• _REQUIRED WORK_
Without the pictures, copy the entries below word for word.

• _PROVIDED MATERIAL_
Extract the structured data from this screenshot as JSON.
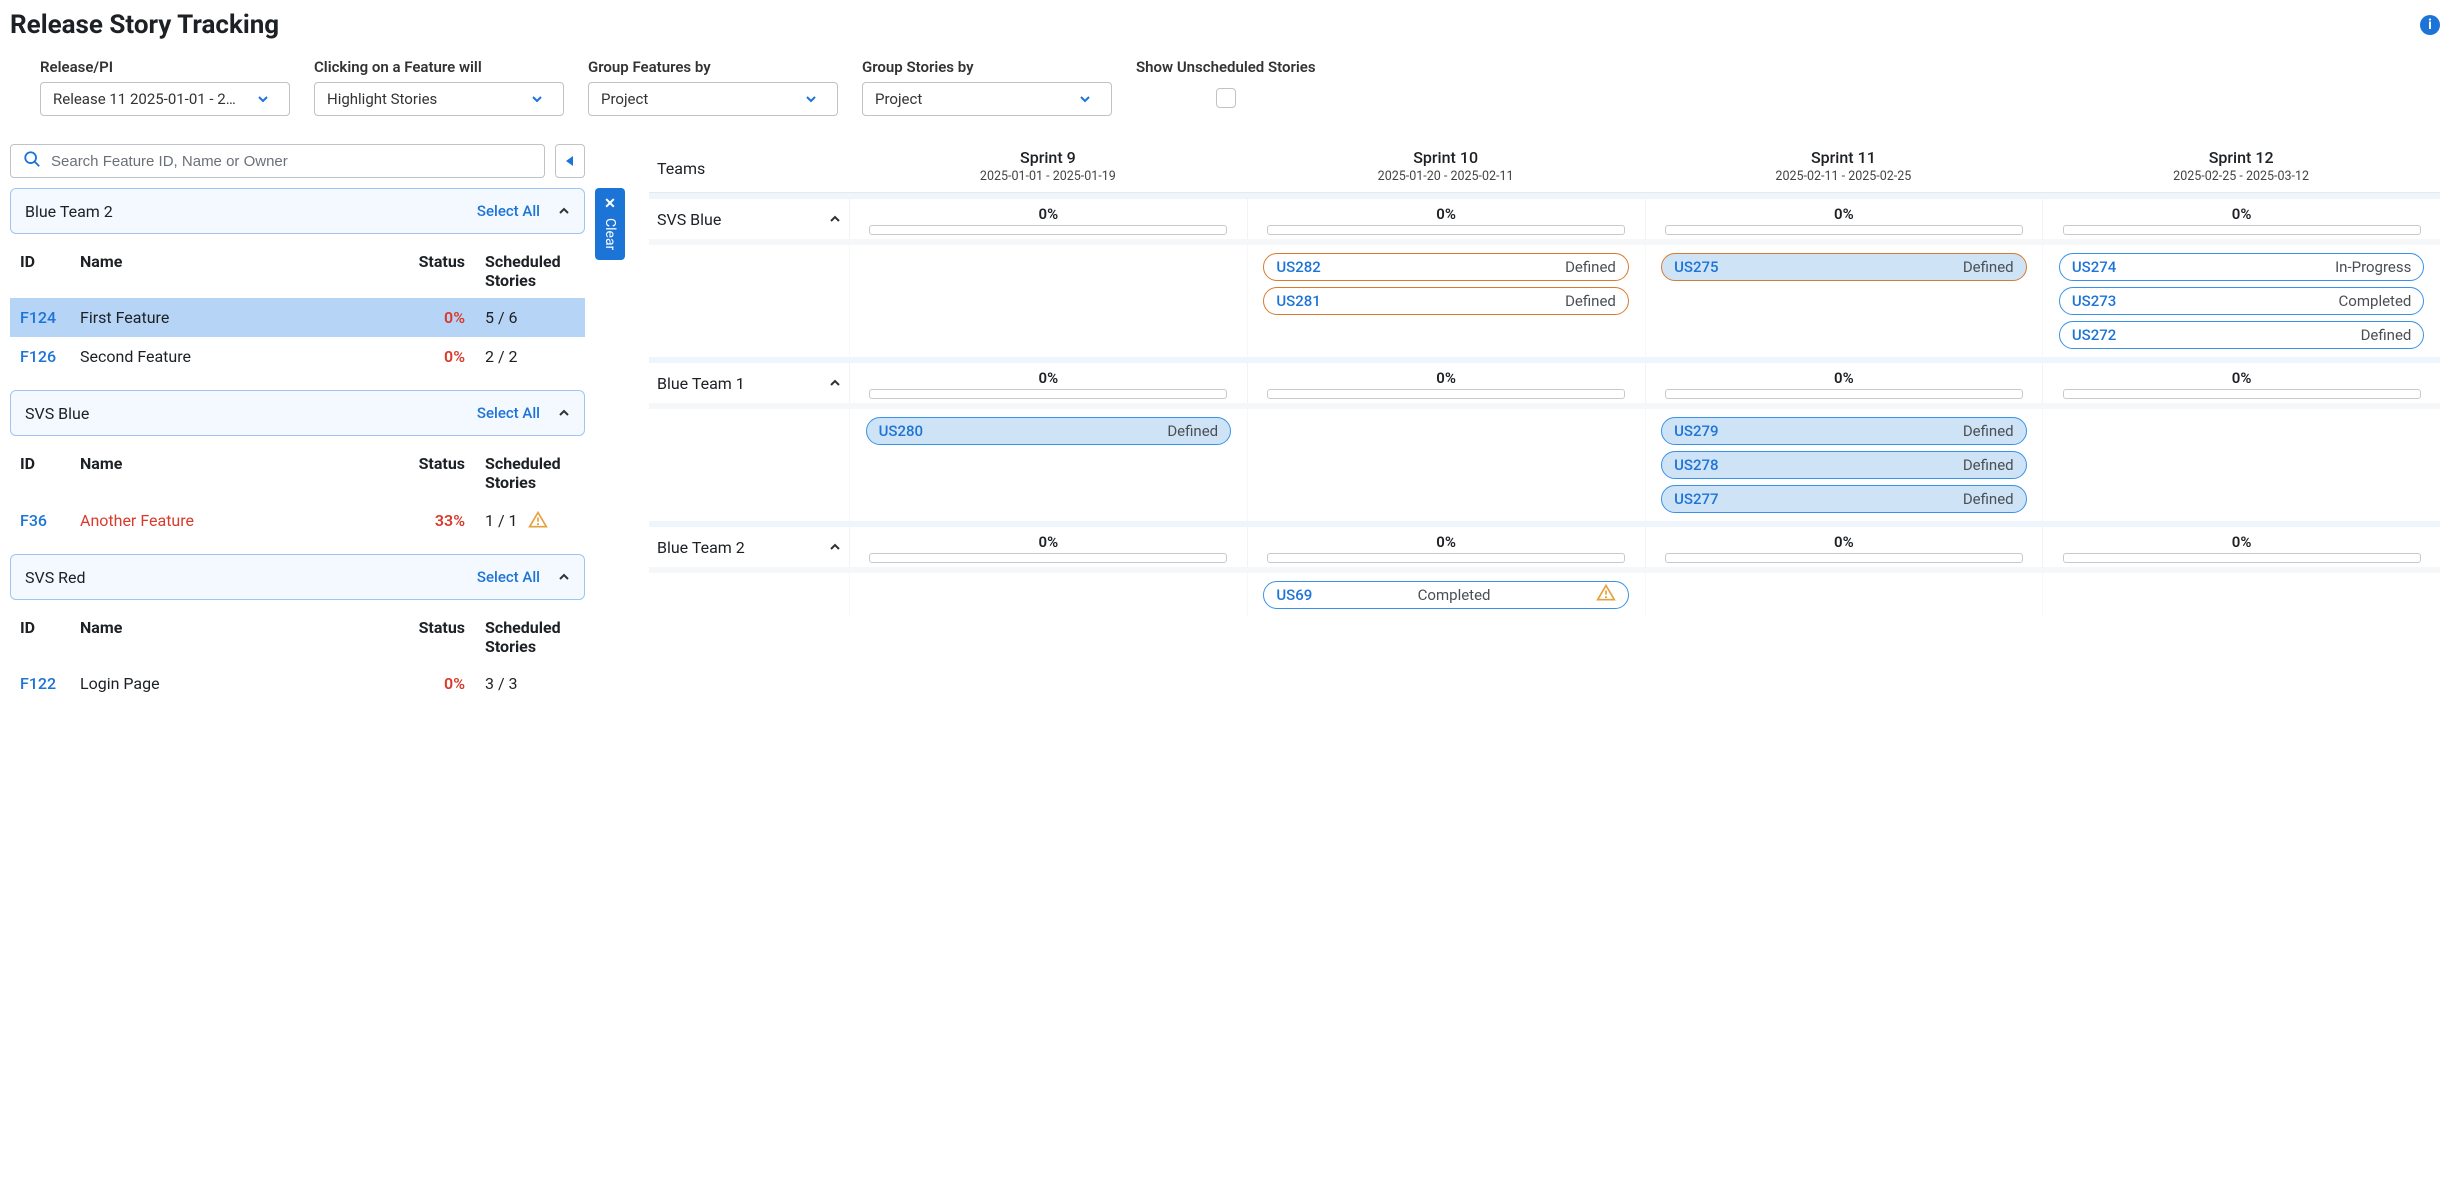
{
  "header": {
    "title": "Release Story Tracking"
  },
  "filters": {
    "release": {
      "label": "Release/PI",
      "value": "Release 11 2025-01-01 - 2…"
    },
    "click_action": {
      "label": "Clicking on a Feature will",
      "value": "Highlight Stories"
    },
    "group_features": {
      "label": "Group Features by",
      "value": "Project"
    },
    "group_stories": {
      "label": "Group Stories by",
      "value": "Project"
    },
    "show_unscheduled": {
      "label": "Show Unscheduled Stories"
    }
  },
  "search": {
    "placeholder": "Search Feature ID, Name or Owner"
  },
  "clear_label": "Clear",
  "left_groups": [
    {
      "title": "Blue Team 2",
      "select_all": "Select All",
      "columns": {
        "id": "ID",
        "name": "Name",
        "status": "Status",
        "scheduled": "Scheduled Stories"
      },
      "rows": [
        {
          "id": "F124",
          "name": "First Feature",
          "status": "0%",
          "scheduled": "5 / 6",
          "selected": true
        },
        {
          "id": "F126",
          "name": "Second Feature",
          "status": "0%",
          "scheduled": "2 / 2"
        }
      ]
    },
    {
      "title": "SVS Blue",
      "select_all": "Select All",
      "columns": {
        "id": "ID",
        "name": "Name",
        "status": "Status",
        "scheduled": "Scheduled Stories"
      },
      "rows": [
        {
          "id": "F36",
          "name": "Another Feature",
          "status": "33%",
          "scheduled": "1 / 1",
          "warn": true,
          "red_name": true
        }
      ]
    },
    {
      "title": "SVS Red",
      "select_all": "Select All",
      "columns": {
        "id": "ID",
        "name": "Name",
        "status": "Status",
        "scheduled": "Scheduled Stories"
      },
      "rows": [
        {
          "id": "F122",
          "name": "Login Page",
          "status": "0%",
          "scheduled": "3 / 3"
        }
      ]
    }
  ],
  "grid": {
    "teams_header": "Teams",
    "sprints": [
      {
        "name": "Sprint 9",
        "dates": "2025-01-01 - 2025-01-19"
      },
      {
        "name": "Sprint 10",
        "dates": "2025-01-20 - 2025-02-11"
      },
      {
        "name": "Sprint 11",
        "dates": "2025-02-11 - 2025-02-25"
      },
      {
        "name": "Sprint 12",
        "dates": "2025-02-25 - 2025-03-12"
      }
    ],
    "teams": [
      {
        "name": "SVS Blue",
        "progress": [
          "0%",
          "0%",
          "0%",
          "0%"
        ],
        "stories": [
          [],
          [
            {
              "id": "US282",
              "status": "Defined",
              "style": "orange-outline"
            },
            {
              "id": "US281",
              "status": "Defined",
              "style": "orange-outline"
            }
          ],
          [
            {
              "id": "US275",
              "status": "Defined",
              "style": "orange-filled"
            }
          ],
          [
            {
              "id": "US274",
              "status": "In-Progress",
              "style": "blue-outline"
            },
            {
              "id": "US273",
              "status": "Completed",
              "style": "blue-outline"
            },
            {
              "id": "US272",
              "status": "Defined",
              "style": "blue-outline"
            }
          ]
        ]
      },
      {
        "name": "Blue Team 1",
        "progress": [
          "0%",
          "0%",
          "0%",
          "0%"
        ],
        "stories": [
          [
            {
              "id": "US280",
              "status": "Defined",
              "style": "blue-filled"
            }
          ],
          [],
          [
            {
              "id": "US279",
              "status": "Defined",
              "style": "blue-filled"
            },
            {
              "id": "US278",
              "status": "Defined",
              "style": "blue-filled"
            },
            {
              "id": "US277",
              "status": "Defined",
              "style": "blue-filled"
            }
          ],
          []
        ]
      },
      {
        "name": "Blue Team 2",
        "progress": [
          "0%",
          "0%",
          "0%",
          "0%"
        ],
        "stories": [
          [],
          [
            {
              "id": "US69",
              "status": "Completed",
              "style": "blue-outline",
              "warn": true
            }
          ],
          [],
          []
        ]
      }
    ]
  },
  "style": {
    "accent_blue": "#1d74d7",
    "status_red": "#d93a2b",
    "warn_orange": "#e5a13a",
    "pill_fill_blue": "#cfe3f6",
    "pill_border_orange": "#d97b2e",
    "pill_border_blue": "#3893e8",
    "group_header_bg": "#f3f9ff",
    "group_header_border": "#9ec7ef",
    "selected_row_bg": "#b6d4f5"
  }
}
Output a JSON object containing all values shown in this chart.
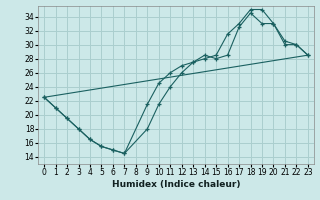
{
  "xlabel": "Humidex (Indice chaleur)",
  "bg_color": "#cce8e8",
  "grid_color": "#aacece",
  "line_color": "#1a6060",
  "xlim": [
    -0.5,
    23.5
  ],
  "ylim": [
    13,
    35.5
  ],
  "yticks": [
    14,
    16,
    18,
    20,
    22,
    24,
    26,
    28,
    30,
    32,
    34
  ],
  "xticks": [
    0,
    1,
    2,
    3,
    4,
    5,
    6,
    7,
    8,
    9,
    10,
    11,
    12,
    13,
    14,
    15,
    16,
    17,
    18,
    19,
    20,
    21,
    22,
    23
  ],
  "line1_x": [
    0,
    1,
    2,
    3,
    4,
    5,
    6,
    7,
    9,
    10,
    11,
    12,
    13,
    14,
    15,
    16,
    17,
    18,
    19,
    20,
    21,
    22,
    23
  ],
  "line1_y": [
    22.5,
    21.0,
    19.5,
    18.0,
    16.5,
    15.5,
    15.0,
    14.5,
    21.5,
    24.5,
    26.0,
    27.0,
    27.5,
    28.5,
    28.0,
    28.5,
    32.5,
    34.5,
    33.0,
    33.0,
    30.0,
    30.0,
    28.5
  ],
  "line2_x": [
    0,
    1,
    2,
    3,
    4,
    5,
    6,
    7,
    9,
    10,
    11,
    12,
    13,
    14,
    15,
    16,
    17,
    18,
    19,
    20,
    21,
    22,
    23
  ],
  "line2_y": [
    22.5,
    21.0,
    19.5,
    18.0,
    16.5,
    15.5,
    15.0,
    14.5,
    18.0,
    21.5,
    24.0,
    26.0,
    27.5,
    28.0,
    28.5,
    31.5,
    33.0,
    35.0,
    35.0,
    33.0,
    30.5,
    30.0,
    28.5
  ],
  "line3_x": [
    0,
    23
  ],
  "line3_y": [
    22.5,
    28.5
  ]
}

• _RESPONSE FOR THIS EXERCISE_
Extract the structured data from this screenshot as JSON.
{
  "header": {
    "title": "Release Story Tracking"
  },
  "filters": {
    "release": {
      "label": "Release/PI",
      "value": "Release 11 2025-01-01 - 2…"
    },
    "click_action": {
      "label": "Clicking on a Feature will",
      "value": "Highlight Stories"
    },
    "group_features": {
      "label": "Group Features by",
      "value": "Project"
    },
    "group_stories": {
      "label": "Group Stories by",
      "value": "Project"
    },
    "show_unscheduled": {
      "label": "Show Unscheduled Stories"
    }
  },
  "search": {
    "placeholder": "Search Feature ID, Name or Owner"
  },
  "clear_label": "Clear",
  "left_groups": [
    {
      "title": "Blue Team 2",
      "select_all": "Select All",
      "columns": {
        "id": "ID",
        "name": "Name",
        "status": "Status",
        "scheduled": "Scheduled Stories"
      },
      "rows": [
        {
          "id": "F124",
          "name": "First Feature",
          "status": "0%",
          "scheduled": "5 / 6",
          "selected": true
        },
        {
          "id": "F126",
          "name": "Second Feature",
          "status": "0%",
          "scheduled": "2 / 2"
        }
      ]
    },
    {
      "title": "SVS Blue",
      "select_all": "Select All",
      "columns": {
        "id": "ID",
        "name": "Name",
        "status": "Status",
        "scheduled": "Scheduled Stories"
      },
      "rows": [
        {
          "id": "F36",
          "name": "Another Feature",
          "status": "33%",
          "scheduled": "1 / 1",
          "warn": true,
          "red_name": true
        }
      ]
    },
    {
      "title": "SVS Red",
      "select_all": "Select All",
      "columns": {
        "id": "ID",
        "name": "Name",
        "status": "Status",
        "scheduled": "Scheduled Stories"
      },
      "rows": [
        {
          "id": "F122",
          "name": "Login Page",
          "status": "0%",
          "scheduled": "3 / 3"
        }
      ]
    }
  ],
  "grid": {
    "teams_header": "Teams",
    "sprints": [
      {
        "name": "Sprint 9",
        "dates": "2025-01-01 - 2025-01-19"
      },
      {
        "name": "Sprint 10",
        "dates": "2025-01-20 - 2025-02-11"
      },
      {
        "name": "Sprint 11",
        "dates": "2025-02-11 - 2025-02-25"
      },
      {
        "name": "Sprint 12",
        "dates": "2025-02-25 - 2025-03-12"
      }
    ],
    "teams": [
      {
        "name": "SVS Blue",
        "progress": [
          "0%",
          "0%",
          "0%",
          "0%"
        ],
        "stories": [
          [],
          [
            {
              "id": "US282",
              "status": "Defined",
              "style": "orange-outline"
            },
            {
              "id": "US281",
              "status": "Defined",
              "style": "orange-outline"
            }
          ],
          [
            {
              "id": "US275",
              "status": "Defined",
              "style": "orange-filled"
            }
          ],
          [
            {
              "id": "US274",
              "status": "In-Progress",
              "style": "blue-outline"
            },
            {
              "id": "US273",
              "status": "Completed",
              "style": "blue-outline"
            },
            {
              "id": "US272",
              "status": "Defined",
              "style": "blue-outline"
            }
          ]
        ]
      },
      {
        "name": "Blue Team 1",
        "progress": [
          "0%",
          "0%",
          "0%",
          "0%"
        ],
        "stories": [
          [
            {
              "id": "US280",
              "status": "Defined",
              "style": "blue-filled"
            }
          ],
          [],
          [
            {
              "id": "US279",
              "status": "Defined",
              "style": "blue-filled"
            },
            {
              "id": "US278",
              "status": "Defined",
              "style": "blue-filled"
            },
            {
              "id": "US277",
              "status": "Defined",
              "style": "blue-filled"
            }
          ],
          []
        ]
      },
      {
        "name": "Blue Team 2",
        "progress": [
          "0%",
          "0%",
          "0%",
          "0%"
        ],
        "stories": [
          [],
          [
            {
              "id": "US69",
              "status": "Completed",
              "style": "blue-outline",
              "warn": true
            }
          ],
          [],
          []
        ]
      }
    ]
  },
  "style": {
    "accent_blue": "#1d74d7",
    "status_red": "#d93a2b",
    "warn_orange": "#e5a13a",
    "pill_fill_blue": "#cfe3f6",
    "pill_border_orange": "#d97b2e",
    "pill_border_blue": "#3893e8",
    "group_header_bg": "#f3f9ff",
    "group_header_border": "#9ec7ef",
    "selected_row_bg": "#b6d4f5"
  }
}
Output a JSON object containing all values shown in this chart.
{
  "xlabel": "Humidex (Indice chaleur)",
  "bg_color": "#cce8e8",
  "grid_color": "#aacece",
  "line_color": "#1a6060",
  "xlim": [
    -0.5,
    23.5
  ],
  "ylim": [
    13,
    35.5
  ],
  "yticks": [
    14,
    16,
    18,
    20,
    22,
    24,
    26,
    28,
    30,
    32,
    34
  ],
  "xticks": [
    0,
    1,
    2,
    3,
    4,
    5,
    6,
    7,
    8,
    9,
    10,
    11,
    12,
    13,
    14,
    15,
    16,
    17,
    18,
    19,
    20,
    21,
    22,
    23
  ],
  "line1_x": [
    0,
    1,
    2,
    3,
    4,
    5,
    6,
    7,
    9,
    10,
    11,
    12,
    13,
    14,
    15,
    16,
    17,
    18,
    19,
    20,
    21,
    22,
    23
  ],
  "line1_y": [
    22.5,
    21.0,
    19.5,
    18.0,
    16.5,
    15.5,
    15.0,
    14.5,
    21.5,
    24.5,
    26.0,
    27.0,
    27.5,
    28.5,
    28.0,
    28.5,
    32.5,
    34.5,
    33.0,
    33.0,
    30.0,
    30.0,
    28.5
  ],
  "line2_x": [
    0,
    1,
    2,
    3,
    4,
    5,
    6,
    7,
    9,
    10,
    11,
    12,
    13,
    14,
    15,
    16,
    17,
    18,
    19,
    20,
    21,
    22,
    23
  ],
  "line2_y": [
    22.5,
    21.0,
    19.5,
    18.0,
    16.5,
    15.5,
    15.0,
    14.5,
    18.0,
    21.5,
    24.0,
    26.0,
    27.5,
    28.0,
    28.5,
    31.5,
    33.0,
    35.0,
    35.0,
    33.0,
    30.5,
    30.0,
    28.5
  ],
  "line3_x": [
    0,
    23
  ],
  "line3_y": [
    22.5,
    28.5
  ]
}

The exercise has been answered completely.